**WHAT THE EXERCISE ASKS:**
Extract the full listing below without altering a single character.

-- start INPUT --

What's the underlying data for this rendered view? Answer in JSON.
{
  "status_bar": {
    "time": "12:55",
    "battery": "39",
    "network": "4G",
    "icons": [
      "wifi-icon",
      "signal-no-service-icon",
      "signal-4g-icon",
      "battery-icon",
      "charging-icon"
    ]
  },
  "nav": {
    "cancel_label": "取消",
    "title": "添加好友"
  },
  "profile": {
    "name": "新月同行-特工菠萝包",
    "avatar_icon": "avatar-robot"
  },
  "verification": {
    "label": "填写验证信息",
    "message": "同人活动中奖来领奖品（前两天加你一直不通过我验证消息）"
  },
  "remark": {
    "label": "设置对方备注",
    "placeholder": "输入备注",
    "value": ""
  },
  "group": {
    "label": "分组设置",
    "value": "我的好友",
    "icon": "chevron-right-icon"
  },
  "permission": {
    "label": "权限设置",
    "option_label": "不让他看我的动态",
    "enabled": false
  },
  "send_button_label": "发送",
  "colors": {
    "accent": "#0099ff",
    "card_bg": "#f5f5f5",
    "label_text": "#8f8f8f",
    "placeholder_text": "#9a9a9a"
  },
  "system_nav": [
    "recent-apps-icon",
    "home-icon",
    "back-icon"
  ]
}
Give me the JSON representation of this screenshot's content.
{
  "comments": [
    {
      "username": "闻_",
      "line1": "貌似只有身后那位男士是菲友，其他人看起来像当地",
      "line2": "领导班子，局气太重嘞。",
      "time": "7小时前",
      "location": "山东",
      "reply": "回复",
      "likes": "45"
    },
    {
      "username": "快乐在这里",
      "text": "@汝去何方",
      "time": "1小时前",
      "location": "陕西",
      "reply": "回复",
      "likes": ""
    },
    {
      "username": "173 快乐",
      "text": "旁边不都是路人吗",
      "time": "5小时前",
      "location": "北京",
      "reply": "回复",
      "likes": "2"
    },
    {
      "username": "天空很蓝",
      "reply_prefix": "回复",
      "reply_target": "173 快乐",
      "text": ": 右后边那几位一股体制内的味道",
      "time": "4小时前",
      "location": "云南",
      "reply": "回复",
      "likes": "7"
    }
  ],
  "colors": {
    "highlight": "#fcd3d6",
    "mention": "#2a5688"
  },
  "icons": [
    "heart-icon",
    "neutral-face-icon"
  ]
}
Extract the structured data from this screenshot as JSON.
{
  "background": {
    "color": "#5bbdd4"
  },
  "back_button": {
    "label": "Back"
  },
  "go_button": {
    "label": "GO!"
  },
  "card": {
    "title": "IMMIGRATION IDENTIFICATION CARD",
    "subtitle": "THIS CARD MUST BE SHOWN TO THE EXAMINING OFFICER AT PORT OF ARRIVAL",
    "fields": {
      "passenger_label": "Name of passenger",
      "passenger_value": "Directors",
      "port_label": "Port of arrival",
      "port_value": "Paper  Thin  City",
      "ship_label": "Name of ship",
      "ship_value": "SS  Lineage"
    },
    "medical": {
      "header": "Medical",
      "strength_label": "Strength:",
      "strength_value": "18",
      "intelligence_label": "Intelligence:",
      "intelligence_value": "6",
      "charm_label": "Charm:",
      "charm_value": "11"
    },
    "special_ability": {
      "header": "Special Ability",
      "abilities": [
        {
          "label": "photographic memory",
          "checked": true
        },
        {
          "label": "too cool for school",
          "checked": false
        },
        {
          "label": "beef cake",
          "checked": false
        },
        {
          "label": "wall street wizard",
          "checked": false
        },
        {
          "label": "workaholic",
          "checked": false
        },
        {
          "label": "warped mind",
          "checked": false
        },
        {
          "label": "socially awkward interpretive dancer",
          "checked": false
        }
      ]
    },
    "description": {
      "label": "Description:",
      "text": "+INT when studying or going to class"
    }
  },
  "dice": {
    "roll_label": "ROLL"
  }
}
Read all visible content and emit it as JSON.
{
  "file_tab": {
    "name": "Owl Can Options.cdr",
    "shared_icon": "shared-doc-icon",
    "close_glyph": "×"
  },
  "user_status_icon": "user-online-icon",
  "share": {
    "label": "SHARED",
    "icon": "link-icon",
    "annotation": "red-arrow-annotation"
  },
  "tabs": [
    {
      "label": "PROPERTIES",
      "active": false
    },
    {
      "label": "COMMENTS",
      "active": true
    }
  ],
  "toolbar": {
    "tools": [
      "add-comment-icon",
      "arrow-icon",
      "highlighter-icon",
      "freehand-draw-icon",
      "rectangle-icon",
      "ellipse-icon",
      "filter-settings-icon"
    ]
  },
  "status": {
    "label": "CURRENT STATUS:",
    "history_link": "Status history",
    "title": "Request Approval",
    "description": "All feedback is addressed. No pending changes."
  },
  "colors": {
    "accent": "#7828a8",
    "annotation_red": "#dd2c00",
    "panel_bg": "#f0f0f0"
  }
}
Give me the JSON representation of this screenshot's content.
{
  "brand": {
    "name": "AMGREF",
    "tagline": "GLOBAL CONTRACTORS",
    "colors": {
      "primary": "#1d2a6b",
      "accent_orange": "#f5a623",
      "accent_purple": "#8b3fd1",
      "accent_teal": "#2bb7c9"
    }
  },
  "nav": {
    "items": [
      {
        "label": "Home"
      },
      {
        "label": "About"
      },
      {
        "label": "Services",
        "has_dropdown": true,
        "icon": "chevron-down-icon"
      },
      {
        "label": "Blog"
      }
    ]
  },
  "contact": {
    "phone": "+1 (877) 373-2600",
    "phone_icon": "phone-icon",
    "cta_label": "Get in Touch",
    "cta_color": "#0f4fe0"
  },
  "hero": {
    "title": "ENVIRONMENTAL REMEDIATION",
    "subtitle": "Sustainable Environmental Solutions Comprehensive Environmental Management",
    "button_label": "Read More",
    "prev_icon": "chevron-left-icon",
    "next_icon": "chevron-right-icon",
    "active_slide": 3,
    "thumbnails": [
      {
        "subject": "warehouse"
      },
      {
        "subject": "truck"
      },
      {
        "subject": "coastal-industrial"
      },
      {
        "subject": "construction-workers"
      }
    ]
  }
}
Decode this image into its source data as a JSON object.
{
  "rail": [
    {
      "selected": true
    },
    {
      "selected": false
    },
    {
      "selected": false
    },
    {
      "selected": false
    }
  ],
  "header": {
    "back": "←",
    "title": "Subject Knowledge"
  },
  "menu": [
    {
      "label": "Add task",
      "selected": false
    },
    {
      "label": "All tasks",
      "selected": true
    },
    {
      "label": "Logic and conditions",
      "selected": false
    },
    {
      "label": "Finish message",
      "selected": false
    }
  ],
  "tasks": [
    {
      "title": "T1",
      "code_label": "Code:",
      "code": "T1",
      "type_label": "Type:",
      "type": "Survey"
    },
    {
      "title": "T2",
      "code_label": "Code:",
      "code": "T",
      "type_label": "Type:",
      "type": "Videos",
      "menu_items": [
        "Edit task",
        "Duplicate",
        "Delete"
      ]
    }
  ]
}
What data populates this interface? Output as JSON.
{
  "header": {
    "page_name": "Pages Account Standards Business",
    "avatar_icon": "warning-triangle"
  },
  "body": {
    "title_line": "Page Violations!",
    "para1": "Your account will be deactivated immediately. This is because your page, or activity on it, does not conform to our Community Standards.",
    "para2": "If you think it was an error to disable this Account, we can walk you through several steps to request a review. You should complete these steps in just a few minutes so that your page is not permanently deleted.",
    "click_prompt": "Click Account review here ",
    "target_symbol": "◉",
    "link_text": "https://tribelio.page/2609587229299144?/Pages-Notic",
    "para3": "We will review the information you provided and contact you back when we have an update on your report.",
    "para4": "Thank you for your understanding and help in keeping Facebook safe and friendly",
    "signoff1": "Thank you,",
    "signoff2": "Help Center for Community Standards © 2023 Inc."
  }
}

-- end INPUT --

**TASK RESULT:**
What's the underlying data for this rendered view? Answer in JSON.
{
  "status_bar": {
    "time": "12:55",
    "battery": "39",
    "network": "4G",
    "icons": [
      "wifi-icon",
      "signal-no-service-icon",
      "signal-4g-icon",
      "battery-icon",
      "charging-icon"
    ]
  },
  "nav": {
    "cancel_label": "取消",
    "title": "添加好友"
  },
  "profile": {
    "name": "新月同行-特工菠萝包",
    "avatar_icon": "avatar-robot"
  },
  "verification": {
    "label": "填写验证信息",
    "message": "同人活动中奖来领奖品（前两天加你一直不通过我验证消息）"
  },
  "remark": {
    "label": "设置对方备注",
    "placeholder": "输入备注",
    "value": ""
  },
  "group": {
    "label": "分组设置",
    "value": "我的好友",
    "icon": "chevron-right-icon"
  },
  "permission": {
    "label": "权限设置",
    "option_label": "不让他看我的动态",
    "enabled": false
  },
  "send_button_label": "发送",
  "colors": {
    "accent": "#0099ff",
    "card_bg": "#f5f5f5",
    "label_text": "#8f8f8f",
    "placeholder_text": "#9a9a9a"
  },
  "system_nav": [
    "recent-apps-icon",
    "home-icon",
    "back-icon"
  ]
}
Give me the JSON representation of this screenshot's content.
{
  "comments": [
    {
      "username": "闻_",
      "line1": "貌似只有身后那位男士是菲友，其他人看起来像当地",
      "line2": "领导班子，局气太重嘞。",
      "time": "7小时前",
      "location": "山东",
      "reply": "回复",
      "likes": "45"
    },
    {
      "username": "快乐在这里",
      "text": "@汝去何方",
      "time": "1小时前",
      "location": "陕西",
      "reply": "回复",
      "likes": ""
    },
    {
      "username": "173 快乐",
      "text": "旁边不都是路人吗",
      "time": "5小时前",
      "location": "北京",
      "reply": "回复",
      "likes": "2"
    },
    {
      "username": "天空很蓝",
      "reply_prefix": "回复",
      "reply_target": "173 快乐",
      "text": ": 右后边那几位一股体制内的味道",
      "time": "4小时前",
      "location": "云南",
      "reply": "回复",
      "likes": "7"
    }
  ],
  "colors": {
    "highlight": "#fcd3d6",
    "mention": "#2a5688"
  },
  "icons": [
    "heart-icon",
    "neutral-face-icon"
  ]
}
Extract the structured data from this screenshot as JSON.
{
  "background": {
    "color": "#5bbdd4"
  },
  "back_button": {
    "label": "Back"
  },
  "go_button": {
    "label": "GO!"
  },
  "card": {
    "title": "IMMIGRATION IDENTIFICATION CARD",
    "subtitle": "THIS CARD MUST BE SHOWN TO THE EXAMINING OFFICER AT PORT OF ARRIVAL",
    "fields": {
      "passenger_label": "Name of passenger",
      "passenger_value": "Directors",
      "port_label": "Port of arrival",
      "port_value": "Paper  Thin  City",
      "ship_label": "Name of ship",
      "ship_value": "SS  Lineage"
    },
    "medical": {
      "header": "Medical",
      "strength_label": "Strength:",
      "strength_value": "18",
      "intelligence_label": "Intelligence:",
      "intelligence_value": "6",
      "charm_label": "Charm:",
      "charm_value": "11"
    },
    "special_ability": {
      "header": "Special Ability",
      "abilities": [
        {
          "label": "photographic memory",
          "checked": true
        },
        {
          "label": "too cool for school",
          "checked": false
        },
        {
          "label": "beef cake",
          "checked": false
        },
        {
          "label": "wall street wizard",
          "checked": false
        },
        {
          "label": "workaholic",
          "checked": false
        },
        {
          "label": "warped mind",
          "checked": false
        },
        {
          "label": "socially awkward interpretive dancer",
          "checked": false
        }
      ]
    },
    "description": {
      "label": "Description:",
      "text": "+INT when studying or going to class"
    }
  },
  "dice": {
    "roll_label": "ROLL"
  }
}
Read all visible content and emit it as JSON.
{
  "file_tab": {
    "name": "Owl Can Options.cdr",
    "shared_icon": "shared-doc-icon",
    "close_glyph": "×"
  },
  "user_status_icon": "user-online-icon",
  "share": {
    "label": "SHARED",
    "icon": "link-icon",
    "annotation": "red-arrow-annotation"
  },
  "tabs": [
    {
      "label": "PROPERTIES",
      "active": false
    },
    {
      "label": "COMMENTS",
      "active": true
    }
  ],
  "toolbar": {
    "tools": [
      "add-comment-icon",
      "arrow-icon",
      "highlighter-icon",
      "freehand-draw-icon",
      "rectangle-icon",
      "ellipse-icon",
      "filter-settings-icon"
    ]
  },
  "status": {
    "label": "CURRENT STATUS:",
    "history_link": "Status history",
    "title": "Request Approval",
    "description": "All feedback is addressed. No pending changes."
  },
  "colors": {
    "accent": "#7828a8",
    "annotation_red": "#dd2c00",
    "panel_bg": "#f0f0f0"
  }
}
Give me the JSON representation of this screenshot's content.
{
  "brand": {
    "name": "AMGREF",
    "tagline": "GLOBAL CONTRACTORS",
    "colors": {
      "primary": "#1d2a6b",
      "accent_orange": "#f5a623",
      "accent_purple": "#8b3fd1",
      "accent_teal": "#2bb7c9"
    }
  },
  "nav": {
    "items": [
      {
        "label": "Home"
      },
      {
        "label": "About"
      },
      {
        "label": "Services",
        "has_dropdown": true,
        "icon": "chevron-down-icon"
      },
      {
        "label": "Blog"
      }
    ]
  },
  "contact": {
    "phone": "+1 (877) 373-2600",
    "phone_icon": "phone-icon",
    "cta_label": "Get in Touch",
    "cta_color": "#0f4fe0"
  },
  "hero": {
    "title": "ENVIRONMENTAL REMEDIATION",
    "subtitle": "Sustainable Environmental Solutions Comprehensive Environmental Management",
    "button_label": "Read More",
    "prev_icon": "chevron-left-icon",
    "next_icon": "chevron-right-icon",
    "active_slide": 3,
    "thumbnails": [
      {
        "subject": "warehouse"
      },
      {
        "subject": "truck"
      },
      {
        "subject": "coastal-industrial"
      },
      {
        "subject": "construction-workers"
      }
    ]
  }
}
Decode this image into its source data as a JSON object.
{
  "rail": [
    {
      "selected": true
    },
    {
      "selected": false
    },
    {
      "selected": false
    },
    {
      "selected": false
    }
  ],
  "header": {
    "back": "←",
    "title": "Subject Knowledge"
  },
  "menu": [
    {
      "label": "Add task",
      "selected": false
    },
    {
      "label": "All tasks",
      "selected": true
    },
    {
      "label": "Logic and conditions",
      "selected": false
    },
    {
      "label": "Finish message",
      "selected": false
    }
  ],
  "tasks": [
    {
      "title": "T1",
      "code_label": "Code:",
      "code": "T1",
      "type_label": "Type:",
      "type": "Survey"
    },
    {
      "title": "T2",
      "code_label": "Code:",
      "code": "T",
      "type_label": "Type:",
      "type": "Videos",
      "menu_items": [
        "Edit task",
        "Duplicate",
        "Delete"
      ]
    }
  ]
}
What data populates this interface? Output as JSON.
{
  "header": {
    "page_name": "Pages Account Standards Business",
    "avatar_icon": "warning-triangle"
  },
  "body": {
    "title_line": "Page Violations!",
    "para1": "Your account will be deactivated immediately. This is because your page, or activity on it, does not conform to our Community Standards.",
    "para2": "If you think it was an error to disable this Account, we can walk you through several steps to request a review. You should complete these steps in just a few minutes so that your page is not permanently deleted.",
    "click_prompt": "Click Account review here ",
    "target_symbol": "◉",
    "link_text": "https://tribelio.page/2609587229299144?/Pages-Notic",
    "para3": "We will review the information you provided and contact you back when we have an update on your report.",
    "para4": "Thank you for your understanding and help in keeping Facebook safe and friendly",
    "signoff1": "Thank you,",
    "signoff2": "Help Center for Community Standards © 2023 Inc."
  }
}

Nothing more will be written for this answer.